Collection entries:
──────
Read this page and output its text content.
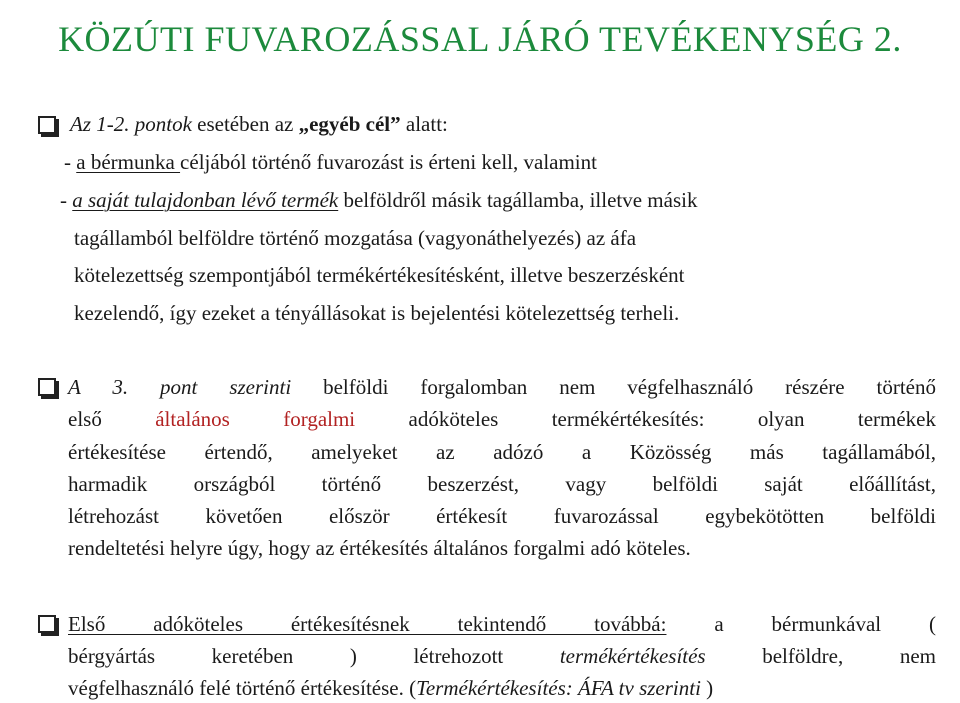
KÖZÚTI FUVAROZÁSSAL JÁRÓ TEVÉKENYSÉG 2.
Az 1-2. pontok esetében az „egyéb cél” alatt:
- a bérmunka céljából történő fuvarozást is érteni kell, valamint
- a saját tulajdonban lévő termék belföldről másik tagállamba, illetve másik
tagállamból belföldre történő mozgatása (vagyonáthelyezés) az áfa
kötelezettség szempontjából termékértékesítésként, illetve beszerzésként
kezelendő, így ezeket a tényállásokat is bejelentési kötelezettség terheli.
A 3. pont szerinti belföldi forgalomban nem végfelhasználó részére történő
első általános forgalmi adóköteles termékértékesítés: olyan termékek
értékesítése értendő, amelyeket az adózó a Közösség más tagállamából,
harmadik országból történő beszerzést, vagy belföldi saját előállítást,
létrehozást követően először értékesít fuvarozással egybekötötten belföldi
rendeltetési helyre úgy, hogy az értékesítés általános forgalmi adó köteles.
Első adóköteles értékesítésnek tekintendő továbbá: a bérmunkával (
bérgyártás keretében ) létrehozott termékértékesítés belföldre, nem
végfelhasználó felé történő értékesítése. (Termékértékesítés: ÁFA tv szerinti )
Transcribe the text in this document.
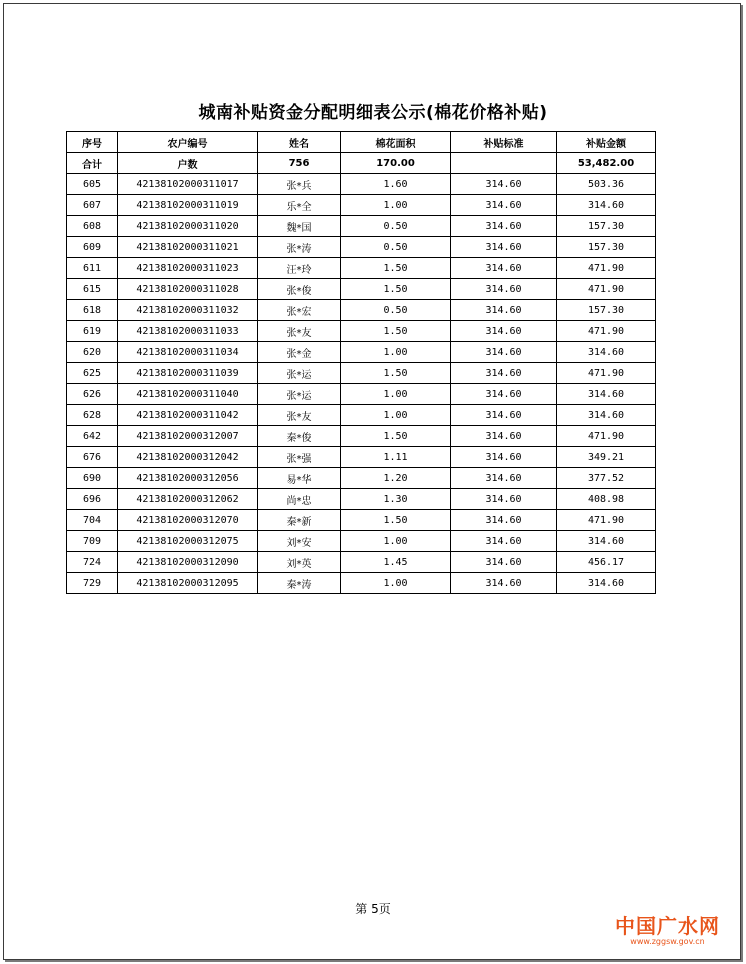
城南补贴资金分配明细表公示(棉花价格补贴)
序号	农户编号	姓名	棉花面积	补贴标准	补贴金额
合计	户数	756	170.00		53,482.00
605	42138102000311017	张*兵	1.60	314.60	503.36
607	42138102000311019	乐*全	1.00	314.60	314.60
608	42138102000311020	魏*国	0.50	314.60	157.30
609	42138102000311021	张*涛	0.50	314.60	157.30
611	42138102000311023	汪*玲	1.50	314.60	471.90
615	42138102000311028	张*俊	1.50	314.60	471.90
618	42138102000311032	张*宏	0.50	314.60	157.30
619	42138102000311033	张*友	1.50	314.60	471.90
620	42138102000311034	张*金	1.00	314.60	314.60
625	42138102000311039	张*运	1.50	314.60	471.90
626	42138102000311040	张*运	1.00	314.60	314.60
628	42138102000311042	张*友	1.00	314.60	314.60
642	42138102000312007	秦*俊	1.50	314.60	471.90
676	42138102000312042	张*强	1.11	314.60	349.21
690	42138102000312056	易*华	1.20	314.60	377.52
696	42138102000312062	尚*忠	1.30	314.60	408.98
704	42138102000312070	秦*新	1.50	314.60	471.90
709	42138102000312075	刘*安	1.00	314.60	314.60
724	42138102000312090	刘*英	1.45	314.60	456.17
729	42138102000312095	秦*涛	1.00	314.60	314.60
第 5页
中国广水网
www.zggsw.gov.cn
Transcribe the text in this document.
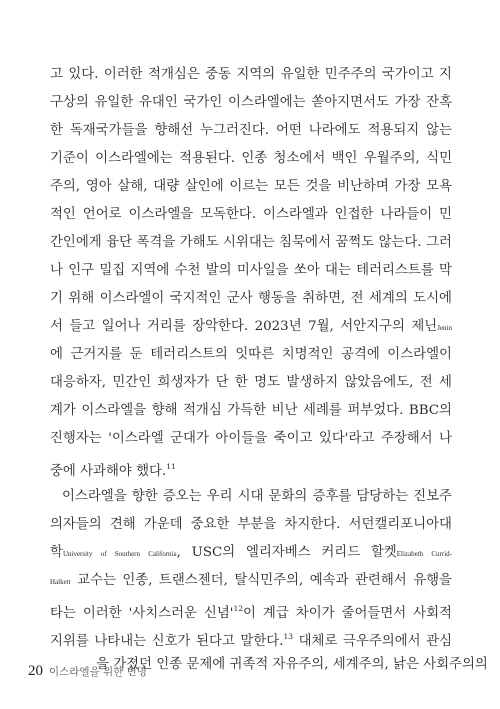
고 있다. 이러한 적개심은 중동 지역의 유일한 민주주의 국가이고 지
구상의 유일한 유대인 국가인 이스라엘에는 쏟아지면서도 가장 잔혹
한 독재국가들을 향해선 누그러진다. 어떤 나라에도 적용되지 않는
기준이 이스라엘에는 적용된다. 인종 청소에서 백인 우월주의, 식민
주의, 영아 살해, 대량 살인에 이르는 모든 것을 비난하며 가장 모욕
적인 언어로 이스라엘을 모독한다. 이스라엘과 인접한 나라들이 민
간인에게 융단 폭격을 가해도 시위대는 침묵에서 꿈쩍도 않는다. 그러
나 인구 밀집 지역에 수천 발의 미사일을 쏘아 대는 테러리스트를 막
기 위해 이스라엘이 국지적인 군사 행동을 취하면, 전 세계의 도시에
서 들고 일어나 거리를 장악한다. 2023년 7월, 서안지구의 제닌Jenin
에 근거지를 둔 테러리스트의 잇따른 치명적인 공격에 이스라엘이
대응하자, 민간인 희생자가 단 한 명도 발생하지 않았음에도, 전 세
계가 이스라엘을 향해 적개심 가득한 비난 세례를 퍼부었다. BBC의
진행자는 '이스라엘 군대가 아이들을 죽이고 있다'라고 주장해서 나
중에 사과해야 했다.$^{11}$
이스라엘을 향한 증오는 우리 시대 문화의 증후를 담당하는 진보주
의자들의 견해 가운데 중요한 부분을 차지한다. 서던캘리포니아대
학University of Southern California, USC의 엘리자베스 커리드 할켓Elizabeth Currid-
Halkett 교수는 인종, 트랜스젠더, 탈식민주의, 예속과 관련해서 유행을
타는 이러한 '사치스러운 신념'$^{12}$이 계급 차이가 줄어들면서 사회적
지위를 나타내는 신호가 된다고 말한다.$^{13}$ 대체로 극우주의에서 관심
을 가졌던 인종 문제에 귀족적 자유주의, 세계주의, 낡은 사회주의의
20 이스라엘을 위한 변명
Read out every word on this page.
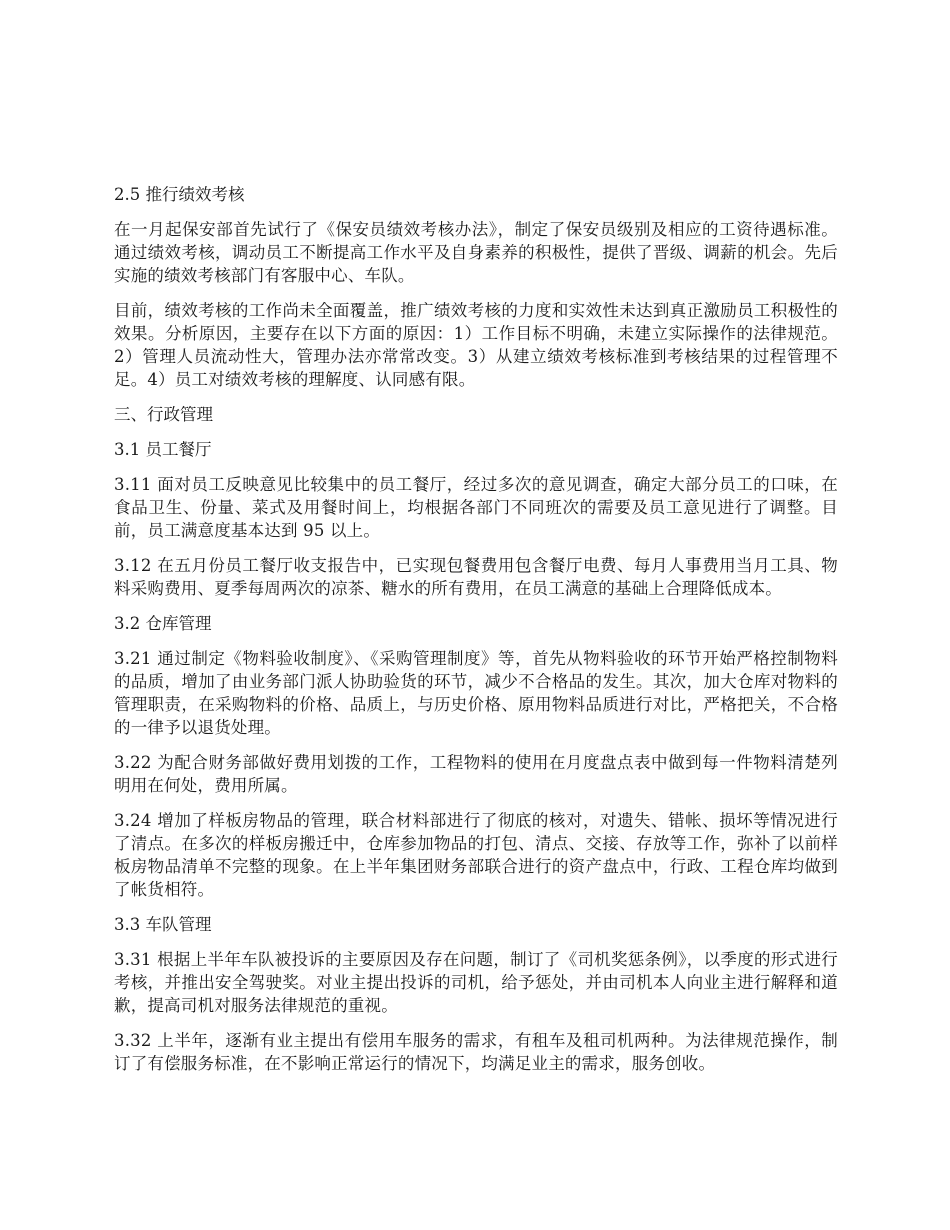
2.5 推行绩效考核

在一月起保安部首先试行了《保安员绩效考核办法》，制定了保安员级别及相应的工资待遇标准。通过绩效考核，调动员工不断提高工作水平及自身素养的积极性，提供了晋级、调薪的机会。先后实施的绩效考核部门有客服中心、车队。

目前，绩效考核的工作尚未全面覆盖，推广绩效考核的力度和实效性未达到真正激励员工积极性的效果。分析原因，主要存在以下方面的原因：1）工作目标不明确，未建立实际操作的法律规范。2）管理人员流动性大，管理办法亦常常改变。3）从建立绩效考核标准到考核结果的过程管理不足。4）员工对绩效考核的理解度、认同感有限。

三、行政管理

3.1 员工餐厅

3.11 面对员工反映意见比较集中的员工餐厅，经过多次的意见调查，确定大部分员工的口味，在食品卫生、份量、菜式及用餐时间上，均根据各部门不同班次的需要及员工意见进行了调整。目前，员工满意度基本达到 95 以上。

3.12 在五月份员工餐厅收支报告中，已实现包餐费用包含餐厅电费、每月人事费用当月工具、物料采购费用、夏季每周两次的凉茶、糖水的所有费用，在员工满意的基础上合理降低成本。

3.2 仓库管理

3.21 通过制定《物料验收制度》、《采购管理制度》等，首先从物料验收的环节开始严格控制物料的品质，增加了由业务部门派人协助验货的环节，减少不合格品的发生。其次，加大仓库对物料的管理职责，在采购物料的价格、品质上，与历史价格、原用物料品质进行对比，严格把关，不合格的一律予以退货处理。

3.22 为配合财务部做好费用划拨的工作，工程物料的使用在月度盘点表中做到每一件物料清楚列明用在何处，费用所属。

3.24 增加了样板房物品的管理，联合材料部进行了彻底的核对，对遗失、错帐、损坏等情况进行了清点。在多次的样板房搬迁中，仓库参加物品的打包、清点、交接、存放等工作，弥补了以前样板房物品清单不完整的现象。在上半年集团财务部联合进行的资产盘点中，行政、工程仓库均做到了帐货相符。

3.3 车队管理

3.31 根据上半年车队被投诉的主要原因及存在问题，制订了《司机奖惩条例》，以季度的形式进行考核，并推出安全驾驶奖。对业主提出投诉的司机，给予惩处，并由司机本人向业主进行解释和道歉，提高司机对服务法律规范的重视。

3.32 上半年，逐渐有业主提出有偿用车服务的需求，有租车及租司机两种。为法律规范操作，制订了有偿服务标准，在不影响正常运行的情况下，均满足业主的需求，服务创收。
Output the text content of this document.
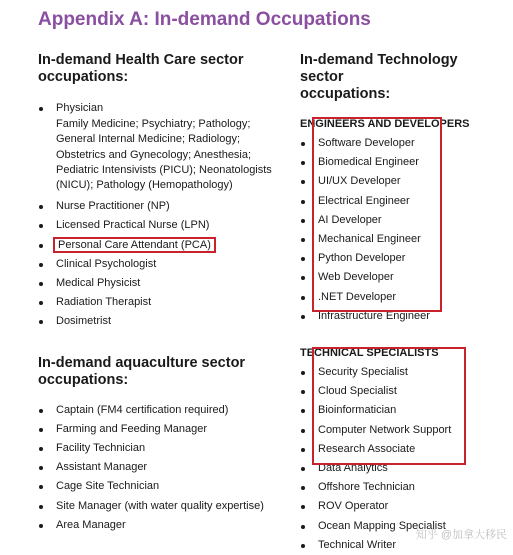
Appendix A: In-demand Occupations
In-demand Health Care sector
occupations:
Physician
Family Medicine; Psychiatry; Pathology; General Internal Medicine; Radiology; Obstetrics and Gynecology; Anesthesia; Pediatric Intensivists (PICU); Neonatologists (NICU); Pathology (Hemopathology)
Nurse Practitioner (NP)
Licensed Practical Nurse (LPN)
Personal Care Attendant (PCA)
Clinical Psychologist
Medical Physicist
Radiation Therapist
Dosimetrist
In-demand aquaculture sector
occupations:
Captain (FM4 certification required)
Farming and Feeding Manager
Facility Technician
Assistant Manager
Cage Site Technician
Site Manager (with water quality expertise)
Area Manager
In-demand Technology sector
occupations:
ENGINEERS AND DEVELOPERS
Software Developer
Biomedical Engineer
UI/UX Developer
Electrical Engineer
AI Developer
Mechanical Engineer
Python Developer
Web Developer
.NET Developer
Infrastructure Engineer
TECHNICAL SPECIALISTS
Security Specialist
Cloud Specialist
Bioinformatician
Computer Network Support
Research Associate
Data Analytics
Offshore Technician
ROV Operator
Ocean Mapping Specialist
Technical Writer
知乎 @加拿大移民
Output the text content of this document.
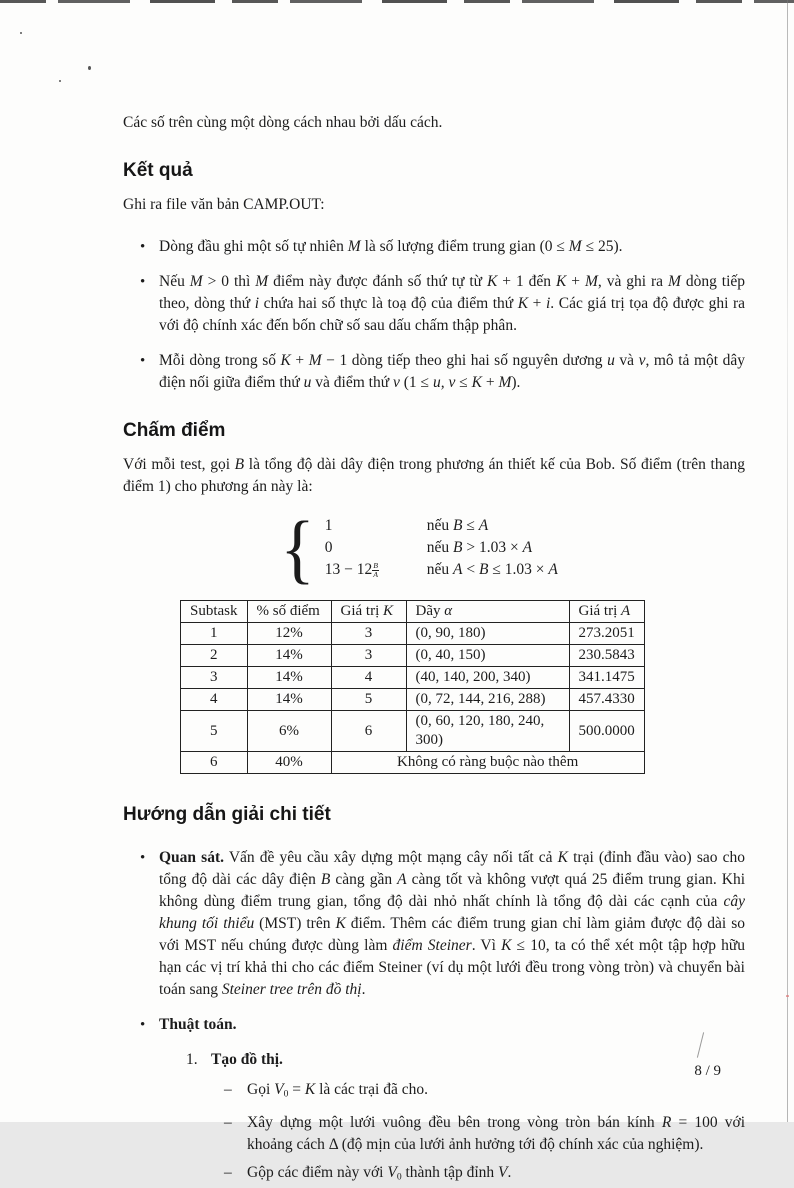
Các số trên cùng một dòng cách nhau bởi dấu cách.

Kết quả

Ghi ra file văn bản CAMP.OUT:

• Dòng đầu ghi một số tự nhiên M là số lượng điểm trung gian (0 ≤ M ≤ 25).
• Nếu M > 0 thì M điểm này được đánh số thứ tự từ K + 1 đến K + M, và ghi ra M dòng tiếp theo, dòng thứ i chứa hai số thực là toạ độ của điểm thứ K + i. Các giá trị tọa độ được ghi ra với độ chính xác đến bốn chữ số sau dấu chấm thập phân.
• Mỗi dòng trong số K + M − 1 dòng tiếp theo ghi hai số nguyên dương u và v, mô tả một dây điện nối giữa điểm thứ u và điểm thứ v (1 ≤ u, v ≤ K + M).
Chấm điểm

Với mỗi test, gọi B là tổng độ dài dây điện trong phương án thiết kế của Bob. Số điểm (trên thang điểm 1) cho phương án này là:

{ 1	nếu B ≤ A
0	nếu B > 1.03 × A
$13 - 12 \frac{B}{A}$	nếu A < B ≤ 1.03 × A
Subtask	% số điểm	Giá trị K	Dãy α	Giá trị A
1	12%	3	(0, 90, 180)	273.2051
2	14%	3	(0, 40, 150)	230.5843
3	14%	4	(40, 140, 200, 340)	341.1475
4	14%	5	(0, 72, 144, 216, 288)	457.4330
5	6%	6	(0, 60, 120, 180, 240, 300)	500.0000
6	40%	Không có ràng buộc nào thêm		
Hướng dẫn giải chi tiết
• Quan sát. Vấn đề yêu cầu xây dựng một mạng cây nối tất cả K trại (đỉnh đầu vào) sao cho tổng độ dài các dây điện B càng gần A càng tốt và không vượt quá 25 điểm trung gian. Khi không dùng điểm trung gian, tổng độ dài nhỏ nhất chính là tổng độ dài các cạnh của cây khung tối thiểu (MST) trên K điểm. Thêm các điểm trung gian chỉ làm giảm được độ dài so với MST nếu chúng được dùng làm điểm Steiner. Vì K ≤ 10, ta có thể xét một tập hợp hữu hạn các vị trí khả thi cho các điểm Steiner (ví dụ một lưới đều trong vòng tròn) và chuyển bài toán sang Steiner tree trên đồ thị.
• Thuật toán.
1. Tạo đồ thị.
– Gọi V0 = K là các trại đã cho.
– Xây dựng một lưới vuông đều bên trong vòng tròn bán kính R = 100 với khoảng cách Δ (độ mịn của lưới ảnh hưởng tới độ chính xác của nghiệm).
– Gộp các điểm này với V0 thành tập đỉnh V.
8 / 9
──────
What to do: Show every line where the string "이스라엘에는" appears.

Answer to the problem:
구상의 유일한 유대인 국가인 이스라엘에는 쏟아지면서도 가장 잔혹
기준이 이스라엘에는 적용된다. 인종 청소에서 백인 우월주의, 식민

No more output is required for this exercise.